Records from a collection:
▬▬▬▬▬▬
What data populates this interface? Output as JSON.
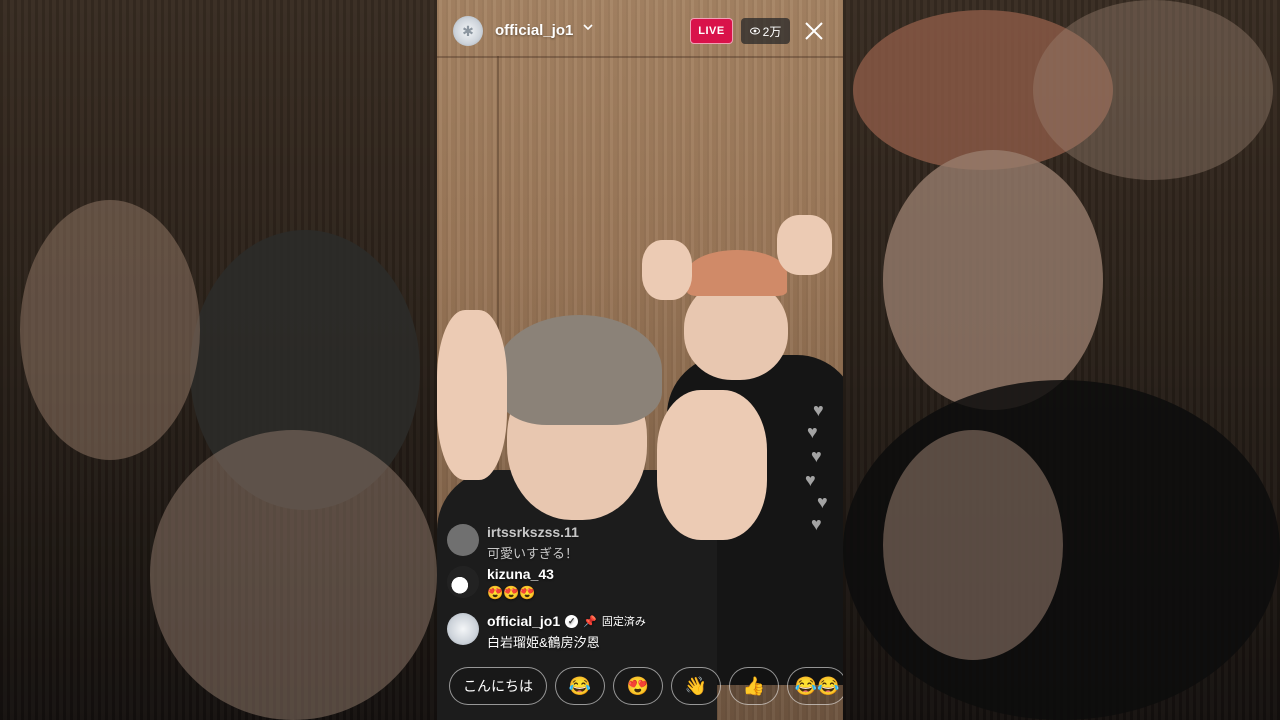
{
  "header": {
    "username": "official_jo1",
    "live_label": "LIVE",
    "viewer_count": "2万"
  },
  "comments": [
    {
      "username": "irtssrkszss.11",
      "text": "可愛いすぎる！"
    },
    {
      "username": "kizuna_43",
      "text": "😍😍😍"
    },
    {
      "username": "official_jo1",
      "text": "白岩瑠姫&鶴房汐恩",
      "pinned_label": "固定済み"
    }
  ],
  "quick_reactions": {
    "greeting": "こんにちは",
    "emojis": [
      "😂",
      "😍",
      "👋",
      "👍",
      "😂😂"
    ]
  },
  "colors": {
    "live_badge": "#d9124a",
    "viewer_badge_bg": "#282828"
  }
}
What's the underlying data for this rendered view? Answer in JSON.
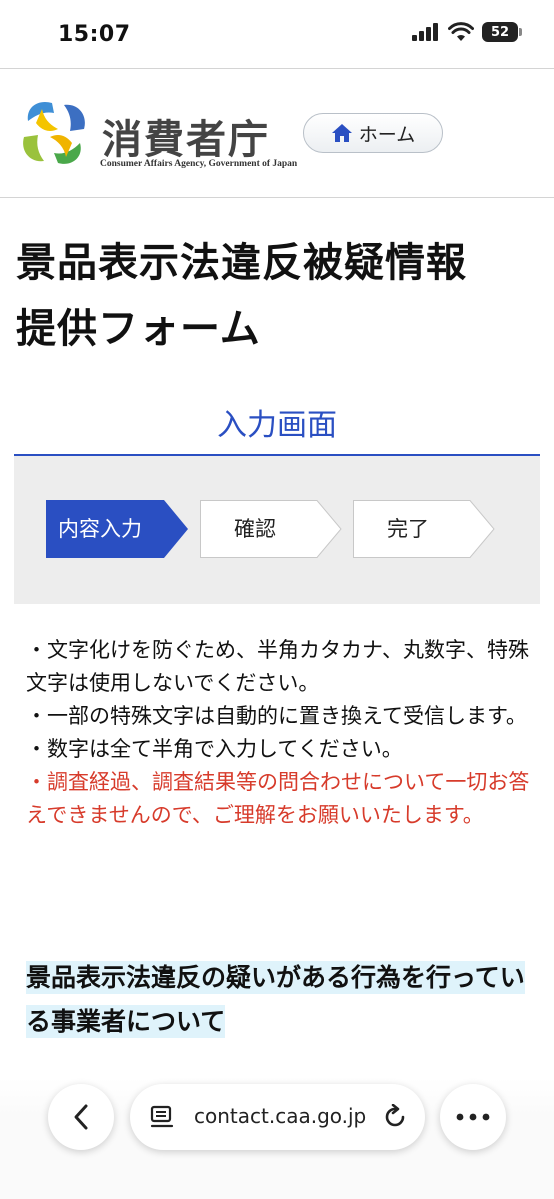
{
  "status": {
    "time": "15:07",
    "battery": "52"
  },
  "header": {
    "logo_text": "消費者庁",
    "logo_subtitle": "Consumer Affairs Agency, Government of Japan",
    "home_label": "ホーム"
  },
  "page": {
    "title_line1": "景品表示法違反被疑情報",
    "title_line2": "提供フォーム",
    "screen_label": "入力画面"
  },
  "steps": [
    {
      "label": "内容入力",
      "active": true
    },
    {
      "label": "確認",
      "active": false
    },
    {
      "label": "完了",
      "active": false
    }
  ],
  "notices": [
    "・文字化けを防ぐため、半角カタカナ、丸数字、特殊文字は使用しないでください。",
    "・一部の特殊文字は自動的に置き換えて受信します。",
    "・数字は全て半角で入力してください。"
  ],
  "warning_notice": "・調査経過、調査結果等の問合わせについて一切お答えできませんので、ご理解をお願いいたします。",
  "section_heading": "景品表示法違反の疑いがある行為を行っている事業者について",
  "browser": {
    "url": "contact.caa.go.jp"
  },
  "colors": {
    "accent": "#2a4fc2",
    "active_step": "#2a4fc2",
    "warning": "#d73b2b",
    "heading_highlight": "#dff3fb"
  }
}
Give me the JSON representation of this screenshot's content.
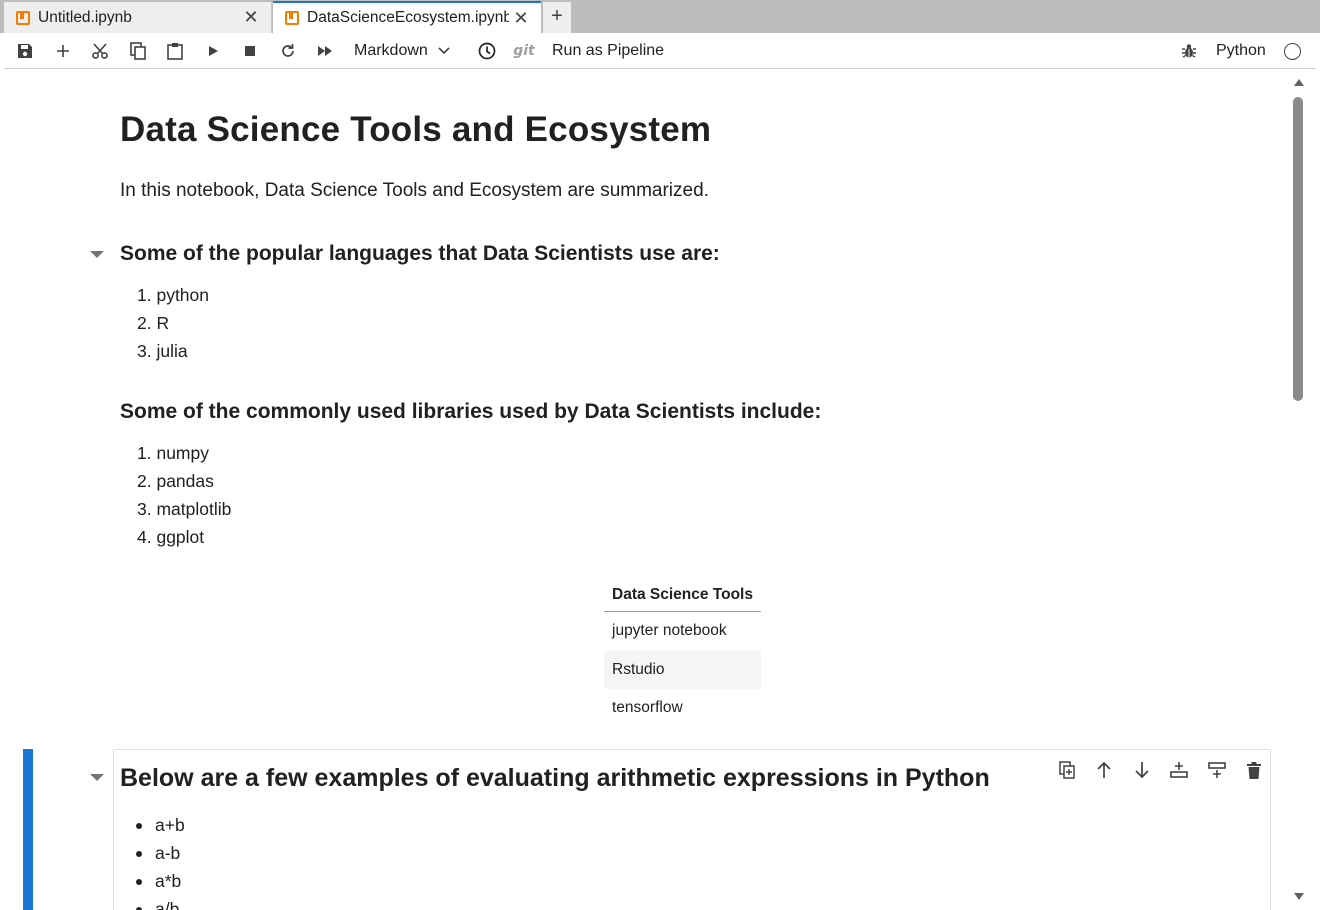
{
  "tabs": [
    {
      "label": "Untitled.ipynb",
      "close": "✕"
    },
    {
      "label": "DataScienceEcosystem.ipynb",
      "close": "✕"
    }
  ],
  "new_tab_label": "+",
  "toolbar": {
    "cell_type": "Markdown",
    "git_label": "git",
    "pipeline_label": "Run as Pipeline",
    "kernel_name": "Python"
  },
  "notebook": {
    "title": "Data Science Tools and Ecosystem",
    "intro": "In this notebook, Data Science Tools and Ecosystem are summarized.",
    "languages_heading": "Some of the popular languages that Data Scientists use are:",
    "languages": [
      "1. python",
      "2. R",
      "3. julia"
    ],
    "libraries_heading": "Some of the commonly used libraries used by Data Scientists include:",
    "libraries": [
      "1. numpy",
      "2. pandas",
      "3. matplotlib",
      "4. ggplot"
    ],
    "tools_table": {
      "header": "Data Science Tools",
      "rows": [
        "jupyter notebook",
        "Rstudio",
        "tensorflow"
      ]
    },
    "arith_heading": "Below are a few examples of evaluating arithmetic expressions in Python",
    "arith_examples": [
      "a+b",
      "a-b",
      "a*b",
      "a/b"
    ]
  },
  "colors": {
    "accent": "#1976d2",
    "notebook_icon": "#f57c00"
  },
  "icons": [
    "save-icon",
    "add-icon",
    "cut-icon",
    "copy-icon",
    "paste-icon",
    "run-icon",
    "stop-icon",
    "restart-icon",
    "fast-forward-icon",
    "clock-icon",
    "bug-icon"
  ]
}
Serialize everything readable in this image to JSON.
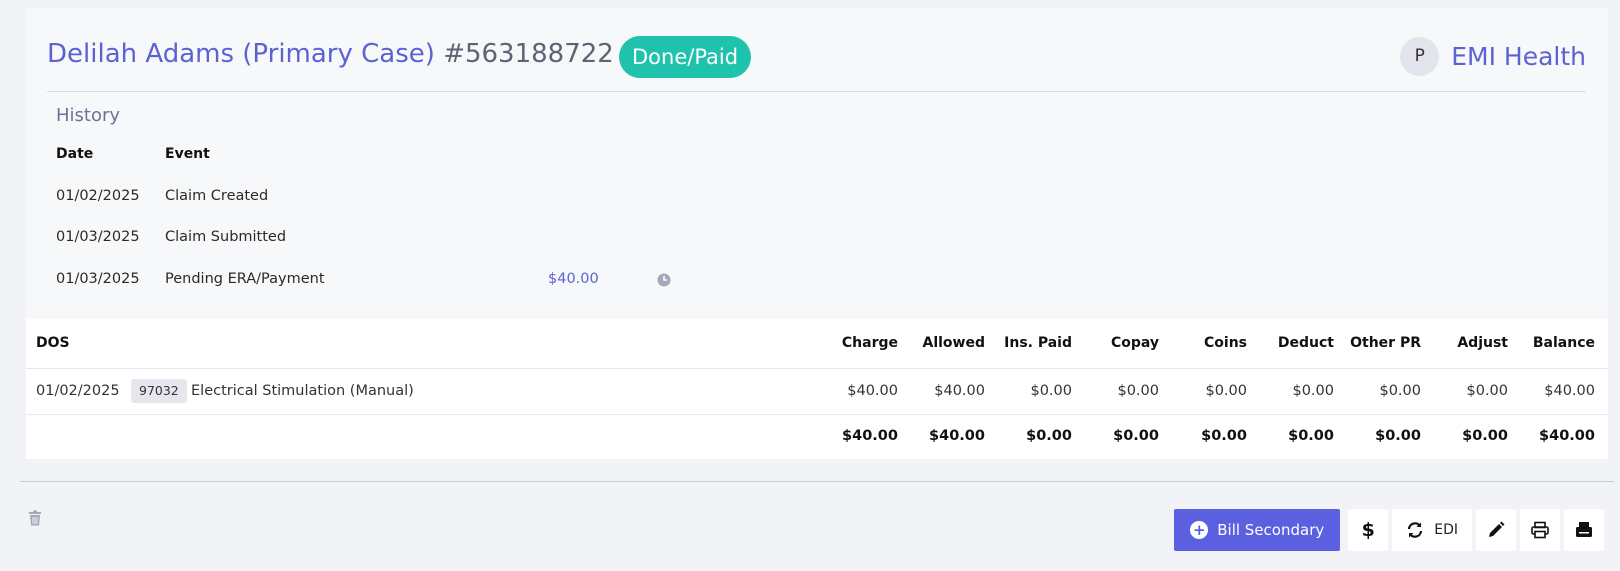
{
  "claim": {
    "patient_title": "Delilah Adams (Primary Case)",
    "claim_number": "#563188722",
    "status": "Done/Paid",
    "payer_initial": "P",
    "payer_name": "EMI Health"
  },
  "history": {
    "title": "History",
    "headers": {
      "date": "Date",
      "event": "Event"
    },
    "rows": [
      {
        "date": "01/02/2025",
        "event": "Claim Created",
        "amount": ""
      },
      {
        "date": "01/03/2025",
        "event": "Claim Submitted",
        "amount": ""
      },
      {
        "date": "01/03/2025",
        "event": "Pending ERA/Payment",
        "amount": "$40.00",
        "icon": "clock-icon"
      }
    ]
  },
  "service_lines": {
    "headers": {
      "dos": "DOS",
      "charge": "Charge",
      "allowed": "Allowed",
      "ins_paid": "Ins. Paid",
      "copay": "Copay",
      "coins": "Coins",
      "deduct": "Deduct",
      "other_pr": "Other PR",
      "adjust": "Adjust",
      "balance": "Balance"
    },
    "rows": [
      {
        "dos": "01/02/2025",
        "code": "97032",
        "description": "Electrical Stimulation (Manual)",
        "charge": "$40.00",
        "allowed": "$40.00",
        "ins_paid": "$0.00",
        "copay": "$0.00",
        "coins": "$0.00",
        "deduct": "$0.00",
        "other_pr": "$0.00",
        "adjust": "$0.00",
        "balance": "$40.00"
      }
    ],
    "totals": {
      "charge": "$40.00",
      "allowed": "$40.00",
      "ins_paid": "$0.00",
      "copay": "$0.00",
      "coins": "$0.00",
      "deduct": "$0.00",
      "other_pr": "$0.00",
      "adjust": "$0.00",
      "balance": "$40.00"
    }
  },
  "actions": {
    "bill_secondary": "Bill Secondary",
    "payment": "$",
    "edi": "EDI"
  },
  "colors": {
    "accent": "#5b63d3",
    "status_done": "#1fc2ad",
    "primary_button": "#5a60e0"
  }
}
▬▬▬▬▬▬
• [What you need to do] Drop the pictures and reproduce the rest of the entries above exactly.

• [Task answer]
What data populates this interface? Output as JSON.
{
  "header": {
    "username": "official_jo1",
    "live_label": "LIVE",
    "viewer_count": "2万"
  },
  "comments": [
    {
      "username": "irtssrkszss.11",
      "text": "可愛いすぎる！"
    },
    {
      "username": "kizuna_43",
      "text": "😍😍😍"
    },
    {
      "username": "official_jo1",
      "text": "白岩瑠姫&鶴房汐恩",
      "pinned_label": "固定済み"
    }
  ],
  "quick_reactions": {
    "greeting": "こんにちは",
    "emojis": [
      "😂",
      "😍",
      "👋",
      "👍",
      "😂😂"
    ]
  },
  "colors": {
    "live_badge": "#d9124a",
    "viewer_badge_bg": "#282828"
  }
}
What's the underlying data for this rendered view? Answer in JSON.
{
  "status": {
    "time": "15:07",
    "battery": "52"
  },
  "header": {
    "logo_text": "消費者庁",
    "logo_subtitle": "Consumer Affairs Agency, Government of Japan",
    "home_label": "ホーム"
  },
  "page": {
    "title_line1": "景品表示法違反被疑情報",
    "title_line2": "提供フォーム",
    "screen_label": "入力画面"
  },
  "steps": [
    {
      "label": "内容入力",
      "active": true
    },
    {
      "label": "確認",
      "active": false
    },
    {
      "label": "完了",
      "active": false
    }
  ],
  "notices": [
    "・文字化けを防ぐため、半角カタカナ、丸数字、特殊文字は使用しないでください。",
    "・一部の特殊文字は自動的に置き換えて受信します。",
    "・数字は全て半角で入力してください。"
  ],
  "warning_notice": "・調査経過、調査結果等の問合わせについて一切お答えできませんので、ご理解をお願いいたします。",
  "section_heading": "景品表示法違反の疑いがある行為を行っている事業者について",
  "browser": {
    "url": "contact.caa.go.jp"
  },
  "colors": {
    "accent": "#2a4fc2",
    "active_step": "#2a4fc2",
    "warning": "#d73b2b",
    "heading_highlight": "#dff3fb"
  }
}
Give me the JSON representation of this screenshot's content.
{
  "tabs": [
    {
      "label": "Untitled.ipynb",
      "close": "✕"
    },
    {
      "label": "DataScienceEcosystem.ipynb",
      "close": "✕"
    }
  ],
  "new_tab_label": "+",
  "toolbar": {
    "cell_type": "Markdown",
    "git_label": "git",
    "pipeline_label": "Run as Pipeline",
    "kernel_name": "Python"
  },
  "notebook": {
    "title": "Data Science Tools and Ecosystem",
    "intro": "In this notebook, Data Science Tools and Ecosystem are summarized.",
    "languages_heading": "Some of the popular languages that Data Scientists use are:",
    "languages": [
      "1. python",
      "2. R",
      "3. julia"
    ],
    "libraries_heading": "Some of the commonly used libraries used by Data Scientists include:",
    "libraries": [
      "1. numpy",
      "2. pandas",
      "3. matplotlib",
      "4. ggplot"
    ],
    "tools_table": {
      "header": "Data Science Tools",
      "rows": [
        "jupyter notebook",
        "Rstudio",
        "tensorflow"
      ]
    },
    "arith_heading": "Below are a few examples of evaluating arithmetic expressions in Python",
    "arith_examples": [
      "a+b",
      "a-b",
      "a*b",
      "a/b"
    ]
  },
  "colors": {
    "accent": "#1976d2",
    "notebook_icon": "#f57c00"
  },
  "icons": [
    "save-icon",
    "add-icon",
    "cut-icon",
    "copy-icon",
    "paste-icon",
    "run-icon",
    "stop-icon",
    "restart-icon",
    "fast-forward-icon",
    "clock-icon",
    "bug-icon"
  ]
}
Serialize everything readable in this image to JSON.
{
  "claim": {
    "patient_title": "Delilah Adams (Primary Case)",
    "claim_number": "#563188722",
    "status": "Done/Paid",
    "payer_initial": "P",
    "payer_name": "EMI Health"
  },
  "history": {
    "title": "History",
    "headers": {
      "date": "Date",
      "event": "Event"
    },
    "rows": [
      {
        "date": "01/02/2025",
        "event": "Claim Created",
        "amount": ""
      },
      {
        "date": "01/03/2025",
        "event": "Claim Submitted",
        "amount": ""
      },
      {
        "date": "01/03/2025",
        "event": "Pending ERA/Payment",
        "amount": "$40.00",
        "icon": "clock-icon"
      }
    ]
  },
  "service_lines": {
    "headers": {
      "dos": "DOS",
      "charge": "Charge",
      "allowed": "Allowed",
      "ins_paid": "Ins. Paid",
      "copay": "Copay",
      "coins": "Coins",
      "deduct": "Deduct",
      "other_pr": "Other PR",
      "adjust": "Adjust",
      "balance": "Balance"
    },
    "rows": [
      {
        "dos": "01/02/2025",
        "code": "97032",
        "description": "Electrical Stimulation (Manual)",
        "charge": "$40.00",
        "allowed": "$40.00",
        "ins_paid": "$0.00",
        "copay": "$0.00",
        "coins": "$0.00",
        "deduct": "$0.00",
        "other_pr": "$0.00",
        "adjust": "$0.00",
        "balance": "$40.00"
      }
    ],
    "totals": {
      "charge": "$40.00",
      "allowed": "$40.00",
      "ins_paid": "$0.00",
      "copay": "$0.00",
      "coins": "$0.00",
      "deduct": "$0.00",
      "other_pr": "$0.00",
      "adjust": "$0.00",
      "balance": "$40.00"
    }
  },
  "actions": {
    "bill_secondary": "Bill Secondary",
    "payment": "$",
    "edi": "EDI"
  },
  "colors": {
    "accent": "#5b63d3",
    "status_done": "#1fc2ad",
    "primary_button": "#5a60e0"
  }
}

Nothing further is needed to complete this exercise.